> **STATED GOAL**: Narrow the data below down to the lines containing "purus".

> **MATERIALS PROVIDED**:
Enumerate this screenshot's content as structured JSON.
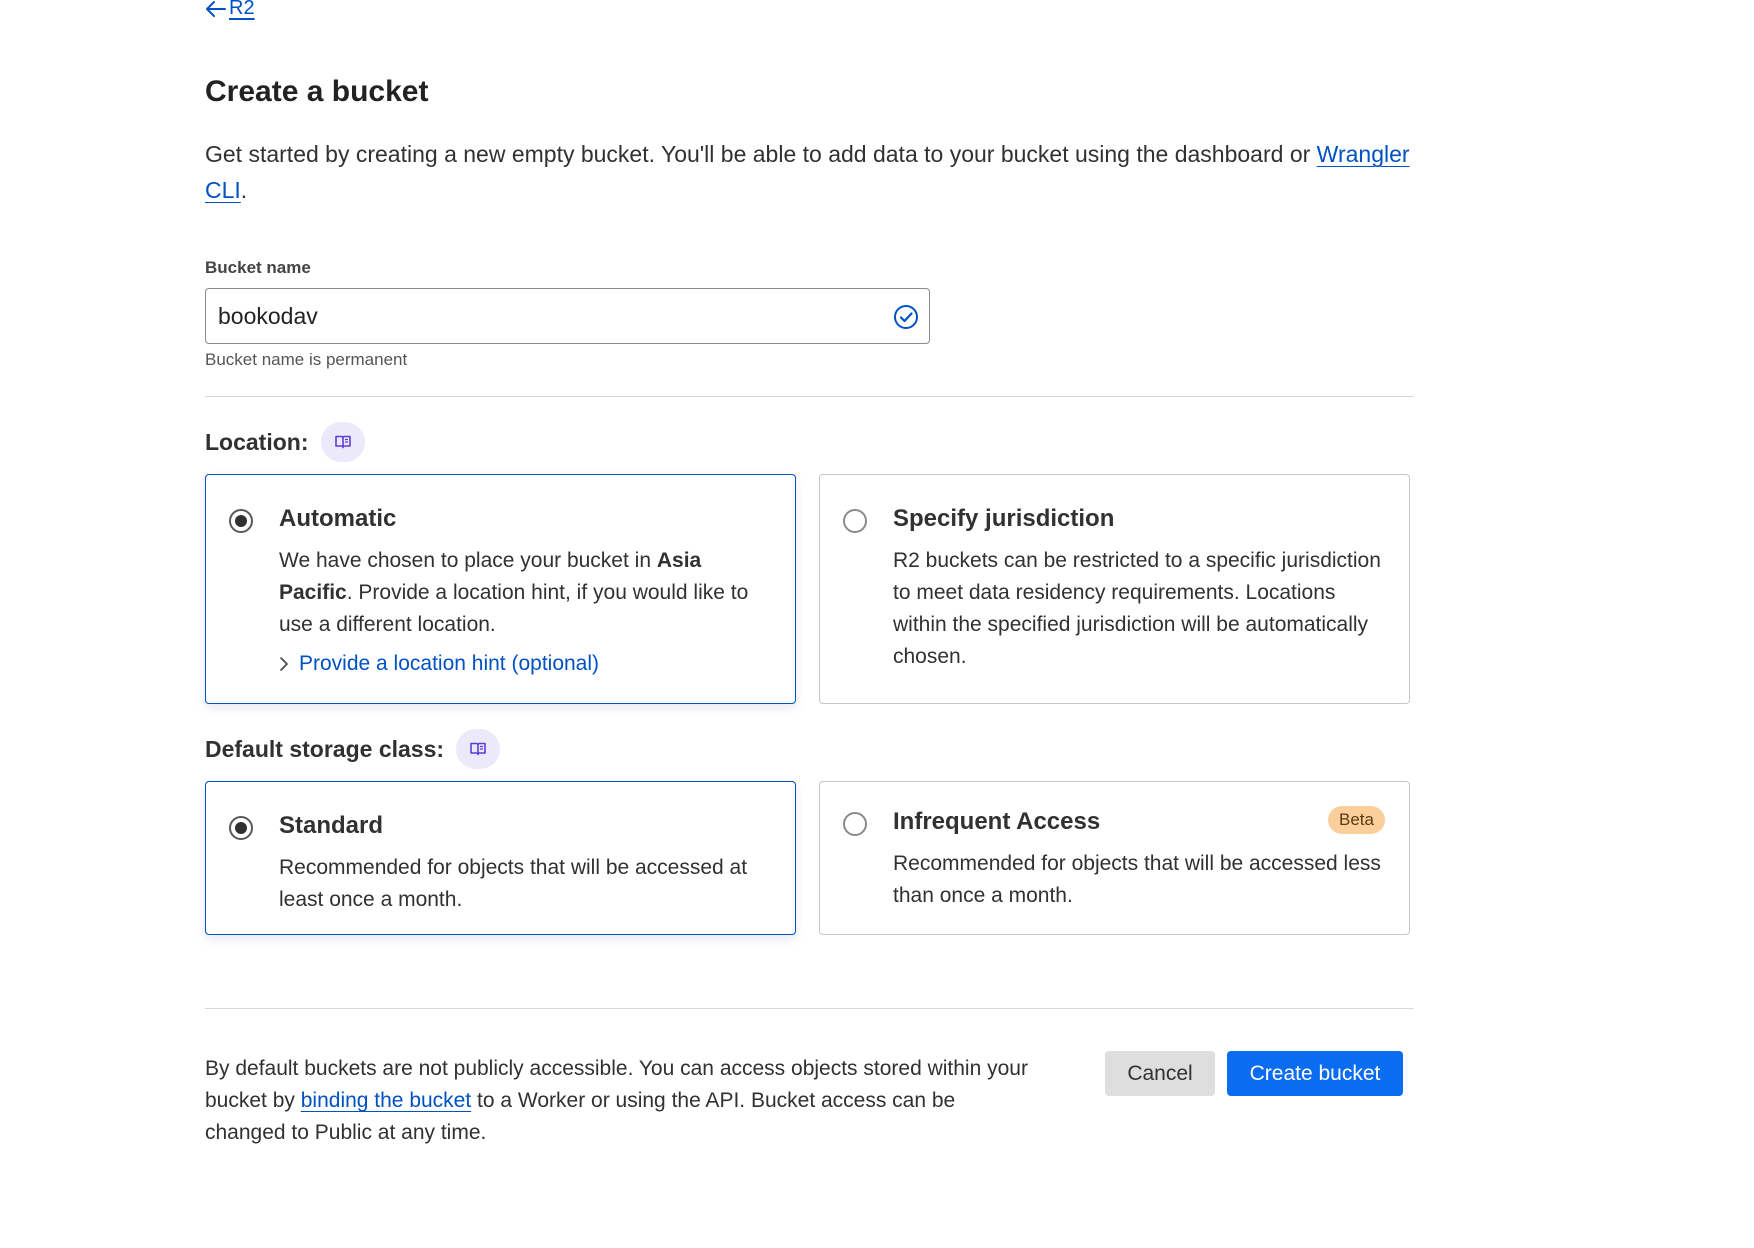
{
  "breadcrumb": {
    "back_label": "R2",
    "back_icon": "arrow-left-icon"
  },
  "page": {
    "title": "Create a bucket",
    "intro_text": "Get started by creating a new empty bucket. You'll be able to add data to your bucket using the dashboard or ",
    "intro_link": "Wrangler CLI",
    "intro_end": "."
  },
  "bucket_name": {
    "label": "Bucket name",
    "value": "bookodav",
    "helper": "Bucket name is permanent",
    "valid_icon": "check-circle-icon"
  },
  "location": {
    "label": "Location:",
    "doc_icon": "book-icon",
    "options": [
      {
        "title": "Automatic",
        "selected": true,
        "body_before": "We have chosen to place your bucket in ",
        "body_bold": "Asia Pacific",
        "body_after": ". Provide a location hint, if you would like to use a different location.",
        "link": "Provide a location hint (optional)"
      },
      {
        "title": "Specify jurisdiction",
        "selected": false,
        "body": "R2 buckets can be restricted to a specific jurisdiction to meet data residency requirements. Locations within the specified jurisdiction will be automatically chosen."
      }
    ]
  },
  "storage_class": {
    "label": "Default storage class:",
    "doc_icon": "book-icon",
    "options": [
      {
        "title": "Standard",
        "selected": true,
        "body": "Recommended for objects that will be accessed at least once a month."
      },
      {
        "title": "Infrequent Access",
        "selected": false,
        "badge": "Beta",
        "body": "Recommended for objects that will be accessed less than once a month."
      }
    ]
  },
  "footer": {
    "text_before": "By default buckets are not publicly accessible. You can access objects stored within your bucket by ",
    "link": "binding the bucket",
    "text_after": " to a Worker or using the API. Bucket access can be changed to Public at any time."
  },
  "actions": {
    "cancel": "Cancel",
    "create": "Create bucket"
  },
  "colors": {
    "link": "#0051c3",
    "primary_button": "#0a6cf0",
    "selected_border": "#0051c3",
    "beta_badge": "#fbcf9b",
    "doc_badge": "#ece9fb"
  }
}
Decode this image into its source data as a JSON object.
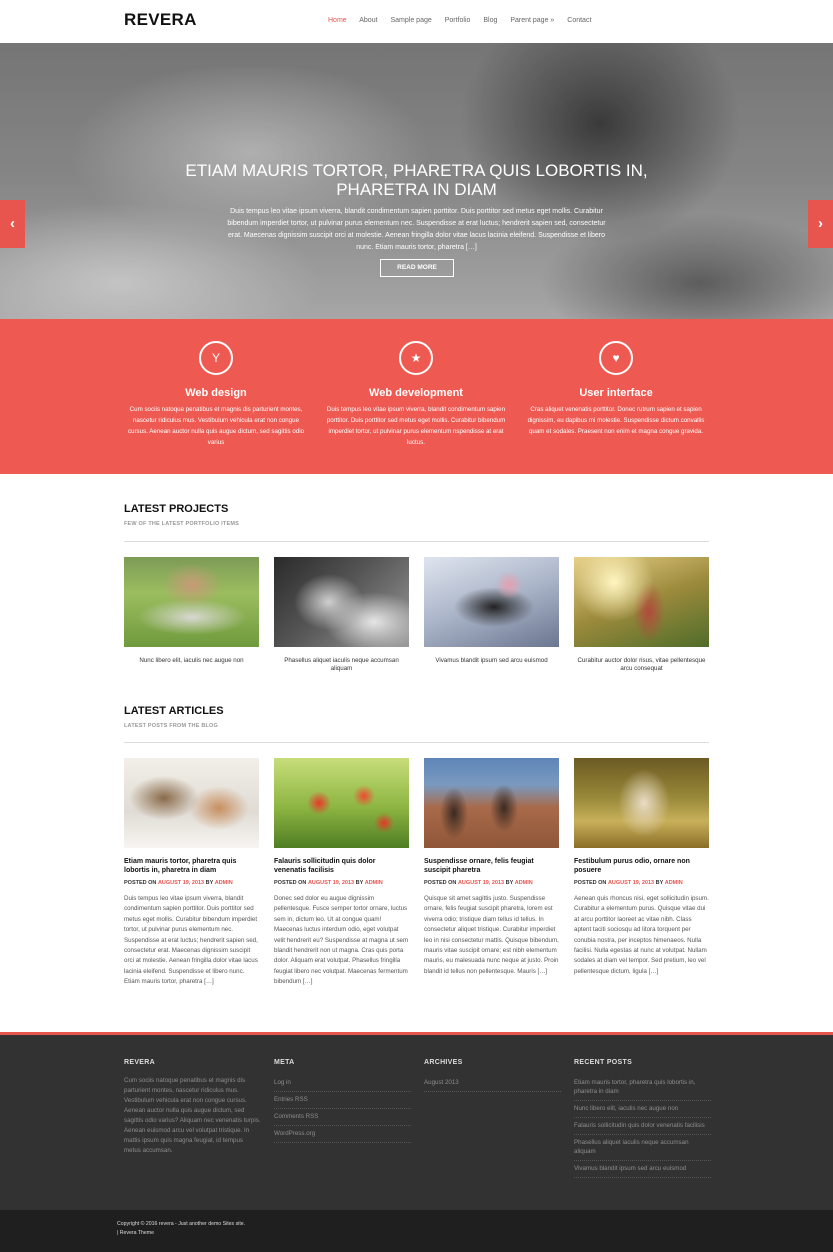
{
  "header": {
    "logo": "REVERA",
    "nav": [
      "Home",
      "About",
      "Sample page",
      "Portfolio",
      "Blog",
      "Parent page »",
      "Contact"
    ],
    "active_color": "#e8554e"
  },
  "hero": {
    "title": "ETIAM MAURIS TORTOR, PHARETRA QUIS LOBORTIS IN, PHARETRA IN DIAM",
    "text": "Duis tempus leo vitae ipsum viverra, blandit condimentum sapien porttitor. Duis porttitor sed metus eget mollis. Curabitur bibendum imperdiet tortor, ut pulvinar purus elementum nec. Suspendisse at erat luctus; hendrerit sapien sed, consectetur erat. Maecenas dignissim suscipit orci at molestie. Aenean fringilla dolor vitae lacus lacinia eleifend. Suspendisse et libero nunc. Etiam mauris tortor, pharetra […]",
    "button": "READ MORE",
    "prev_icon": "chevron-left-icon",
    "next_icon": "chevron-right-icon"
  },
  "features": [
    {
      "icon": "cocktail-icon",
      "title": "Web design",
      "text": "Cum sociis natoque penatibus et magnis dis parturient montes, nascetur ridiculus mus. Vestibulum vehicula erat non congue cursus. Aenean auctor nulla quis augue dictum, sed sagittis odio varius"
    },
    {
      "icon": "star-icon",
      "title": "Web development",
      "text": "Duis tempus leo vitae ipsum viverra, blandit condimentum sapien porttitor. Duis porttitor sed metus eget mollis. Curabitur bibendum imperdiet tortor, ut pulvinar purus elementum nspendisse at erat luctus."
    },
    {
      "icon": "heart-icon",
      "title": "User interface",
      "text": "Cras aliquet venenatis porttitor. Donec rutrum sapien et sapien dignissim, eu dapibus mi molestie. Suspendisse dictum convallis quam et sodales. Praesent non enim et magna congue gravida."
    }
  ],
  "projects": {
    "title": "LATEST PROJECTS",
    "subtitle": "FEW OF THE LATEST PORTFOLIO ITEMS",
    "items": [
      "Nunc libero elit, iaculis nec augue non",
      "Phasellus aliquet iaculis neque accumsan aliquam",
      "Vivamus blandit ipsum sed arcu euismod",
      "Curabitur auctor dolor risus, vitae pellentesque arcu consequat"
    ]
  },
  "articles": {
    "title": "LATEST ARTICLES",
    "subtitle": "LATEST POSTS FROM THE BLOG",
    "items": [
      {
        "title": "Etiam mauris tortor, pharetra quis lobortis in, pharetra in diam",
        "posted": "POSTED ON",
        "date": "AUGUST 19, 2013",
        "by": "BY",
        "author": "ADMIN",
        "text": "Duis tempus leo vitae ipsum viverra, blandit condimentum sapien porttitor. Duis porttitor sed metus eget mollis. Curabitur bibendum imperdiet tortor, ut pulvinar purus elementum nec. Suspendisse at erat luctus; hendrerit sapien sed, consectetur erat. Maecenas dignissim suscipit orci at molestie. Aenean fringilla dolor vitae lacus lacinia eleifend. Suspendisse et libero nunc. Etiam mauris tortor, pharetra […]"
      },
      {
        "title": "Falauris sollicitudin quis dolor venenatis facilisis",
        "posted": "POSTED ON",
        "date": "AUGUST 19, 2013",
        "by": "BY",
        "author": "ADMIN",
        "text": "Donec sed dolor eu augue dignissim pellentesque. Fusce semper tortor ornare, luctus sem in, dictum leo. Ut at congue quam! Maecenas luctus interdum odio, eget volutpat velit hendrerit eu? Suspendisse at magna ut sem blandit hendrerit non ut magna. Cras quis porta dolor. Aliquam erat volutpat. Phasellus fringilla feugiat libero nec volutpat. Maecenas fermentum bibendum […]"
      },
      {
        "title": "Suspendisse ornare, felis feugiat suscipit pharetra",
        "posted": "POSTED ON",
        "date": "AUGUST 19, 2013",
        "by": "BY",
        "author": "ADMIN",
        "text": "Quisque sit amet sagittis justo. Suspendisse ornare, felis feugiat suscipit pharetra, lorem est viverra odio; tristique diam tellus id tellus. In consectetur aliquet tristique. Curabitur imperdiet leo in nisi consectetur mattis. Quisque bibendum, mauris vitae suscipit ornare; est nibh elementum mauris, eu malesuada nunc neque at justo. Proin blandit id tellus non pellentesque. Mauris […]"
      },
      {
        "title": "Festibulum purus odio, ornare non posuere",
        "posted": "POSTED ON",
        "date": "AUGUST 19, 2013",
        "by": "BY",
        "author": "ADMIN",
        "text": "Aenean quis rhoncus nisi, eget sollicitudin ipsum. Curabitur a elementum purus. Quisque vitae dui at arcu porttitor laoreet ac vitae nibh. Class aptent taciti sociosqu ad litora torquent per conubia nostra, per inceptos himenaeos. Nulla facilisi. Nulla egestas at nunc at volutpat. Nullam sodales at diam vel tempor. Sed pretium, leo vel pellentesque dictum, ligula […]"
      }
    ]
  },
  "footer": {
    "about": {
      "title": "REVERA",
      "text": "Cum sociis natoque penatibus et magnis dis parturient montes, nascetur ridiculus mus. Vestibulum vehicula erat non congue cursus. Aenean auctor nulla quis augue dictum, sed sagittis odio varius? Aliquam nec venenatis turpis. Aenean euismod arcu vel volutpat tristique. In mattis ipsum quis magna feugiat, id tempus metus accumsan."
    },
    "meta": {
      "title": "META",
      "links": [
        "Log in",
        "Entries RSS",
        "Comments RSS",
        "WordPress.org"
      ]
    },
    "archives": {
      "title": "ARCHIVES",
      "links": [
        "August 2013"
      ]
    },
    "recent": {
      "title": "RECENT POSTS",
      "links": [
        "Etiam mauris tortor, pharetra quis lobortis in, pharetra in diam",
        "Nunc libero elit, iaculis nec augue non",
        "Falauris sollicitudin quis dolor venenatis facilisis",
        "Phasellus aliquet iaculis neque accumsan aliquam",
        "Vivamus blandit ipsum sed arcu euismod"
      ]
    },
    "copyright": "Copyright © 2016 revera - Just another demo Sites site.",
    "credit": "| Revera Theme"
  }
}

> **SOLUTION FOR THIS PROBLEM**:
    "text": "Duis tempus leo vitae ipsum viverra, blandit condimentum sapien porttitor. Duis porttitor sed metus eget mollis. Curabitur bibendum imperdiet tortor, ut pulvinar purus elementum nec. Suspendisse at erat luctus; hendrerit sapien sed, consectetur erat. Maecenas dignissim suscipit orci at molestie. Aenean fringilla dolor vitae lacus lacinia eleifend. Suspendisse et libero nunc. Etiam mauris tortor, pharetra […]",
      "text": "Duis tempus leo vitae ipsum viverra, blandit condimentum sapien porttitor. Duis porttitor sed metus eget mollis. Curabitur bibendum imperdiet tortor, ut pulvinar purus elementum nspendisse at erat luctus."
        "text": "Duis tempus leo vitae ipsum viverra, blandit condimentum sapien porttitor. Duis porttitor sed metus eget mollis. Curabitur bibendum imperdiet tortor, ut pulvinar purus elementum nec. Suspendisse at erat luctus; hendrerit sapien sed, consectetur erat. Maecenas dignissim suscipit orci at molestie. Aenean fringilla dolor vitae lacus lacinia eleifend. Suspendisse et libero nunc. Etiam mauris tortor, pharetra […]"
        "title": "Festibulum purus odio, ornare non posuere",
        "text": "Aenean quis rhoncus nisi, eget sollicitudin ipsum. Curabitur a elementum purus. Quisque vitae dui at arcu porttitor laoreet ac vitae nibh. Class aptent taciti sociosqu ad litora torquent per conubia nostra, per inceptos himenaeos. Nulla facilisi. Nulla egestas at nunc at volutpat. Nullam sodales at diam vel tempor. Sed pretium, leo vel pellentesque dictum, ligula […]"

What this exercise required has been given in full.